▸ **Set problem**: Return each line holding the string "information".

Data entries
--- begin ---

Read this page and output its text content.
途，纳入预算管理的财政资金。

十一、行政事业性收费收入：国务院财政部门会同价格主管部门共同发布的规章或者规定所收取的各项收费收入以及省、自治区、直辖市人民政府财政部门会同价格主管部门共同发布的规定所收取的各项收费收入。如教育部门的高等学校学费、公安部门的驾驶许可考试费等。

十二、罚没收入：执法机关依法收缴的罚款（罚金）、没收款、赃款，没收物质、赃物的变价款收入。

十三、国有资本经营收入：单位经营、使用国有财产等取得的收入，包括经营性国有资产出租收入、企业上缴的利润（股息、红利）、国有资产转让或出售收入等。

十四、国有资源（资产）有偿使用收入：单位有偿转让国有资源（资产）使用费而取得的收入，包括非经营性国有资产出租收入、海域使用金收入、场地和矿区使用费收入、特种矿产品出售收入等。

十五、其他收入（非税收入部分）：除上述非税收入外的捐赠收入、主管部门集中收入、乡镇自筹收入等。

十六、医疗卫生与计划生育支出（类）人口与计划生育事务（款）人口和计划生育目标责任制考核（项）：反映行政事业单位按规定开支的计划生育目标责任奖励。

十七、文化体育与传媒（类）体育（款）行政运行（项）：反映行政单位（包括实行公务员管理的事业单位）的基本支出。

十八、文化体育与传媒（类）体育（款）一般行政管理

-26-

--- end ---
--- begin ---

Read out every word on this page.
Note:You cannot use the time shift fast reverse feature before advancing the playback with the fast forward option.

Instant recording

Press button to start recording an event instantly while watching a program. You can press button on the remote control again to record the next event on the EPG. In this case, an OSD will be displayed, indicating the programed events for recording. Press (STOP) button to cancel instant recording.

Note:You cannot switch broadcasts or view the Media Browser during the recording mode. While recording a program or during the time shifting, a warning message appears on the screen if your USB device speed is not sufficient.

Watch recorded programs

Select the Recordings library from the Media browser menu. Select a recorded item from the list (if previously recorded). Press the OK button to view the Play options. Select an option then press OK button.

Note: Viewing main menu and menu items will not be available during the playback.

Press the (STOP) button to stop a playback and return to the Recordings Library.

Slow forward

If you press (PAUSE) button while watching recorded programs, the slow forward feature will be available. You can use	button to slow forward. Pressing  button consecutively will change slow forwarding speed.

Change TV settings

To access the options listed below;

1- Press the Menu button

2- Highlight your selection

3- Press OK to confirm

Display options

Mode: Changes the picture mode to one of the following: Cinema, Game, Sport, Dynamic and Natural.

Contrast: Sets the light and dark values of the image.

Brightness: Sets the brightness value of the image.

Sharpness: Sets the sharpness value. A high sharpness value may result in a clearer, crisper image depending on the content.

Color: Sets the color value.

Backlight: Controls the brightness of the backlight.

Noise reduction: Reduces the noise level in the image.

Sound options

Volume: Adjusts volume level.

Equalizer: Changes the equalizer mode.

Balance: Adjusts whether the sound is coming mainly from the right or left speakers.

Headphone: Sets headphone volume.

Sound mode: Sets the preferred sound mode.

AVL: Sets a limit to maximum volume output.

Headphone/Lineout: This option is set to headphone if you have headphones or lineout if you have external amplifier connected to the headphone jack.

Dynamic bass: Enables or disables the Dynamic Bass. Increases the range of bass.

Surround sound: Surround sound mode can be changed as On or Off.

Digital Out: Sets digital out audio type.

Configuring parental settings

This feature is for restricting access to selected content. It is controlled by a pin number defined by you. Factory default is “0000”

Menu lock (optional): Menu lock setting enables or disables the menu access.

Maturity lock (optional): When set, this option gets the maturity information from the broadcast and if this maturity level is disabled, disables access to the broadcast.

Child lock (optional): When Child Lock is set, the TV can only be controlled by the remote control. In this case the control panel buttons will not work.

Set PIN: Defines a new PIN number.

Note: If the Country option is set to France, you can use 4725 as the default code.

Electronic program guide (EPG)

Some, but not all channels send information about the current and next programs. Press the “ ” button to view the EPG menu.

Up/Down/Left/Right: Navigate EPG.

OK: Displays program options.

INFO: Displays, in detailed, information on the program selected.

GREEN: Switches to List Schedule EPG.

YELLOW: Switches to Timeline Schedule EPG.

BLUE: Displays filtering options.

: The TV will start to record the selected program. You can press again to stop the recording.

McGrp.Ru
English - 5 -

--- end ---

▸ **Solution below**:
Maturity lock (optional): When set, this option gets the maturity information from the broadcast and if this maturity level is disabled, disables access to the broadcast.
Some, but not all channels send information about the current and next programs. Press the “ ” button to view the EPG menu.
INFO: Displays, in detailed, information on the program selected.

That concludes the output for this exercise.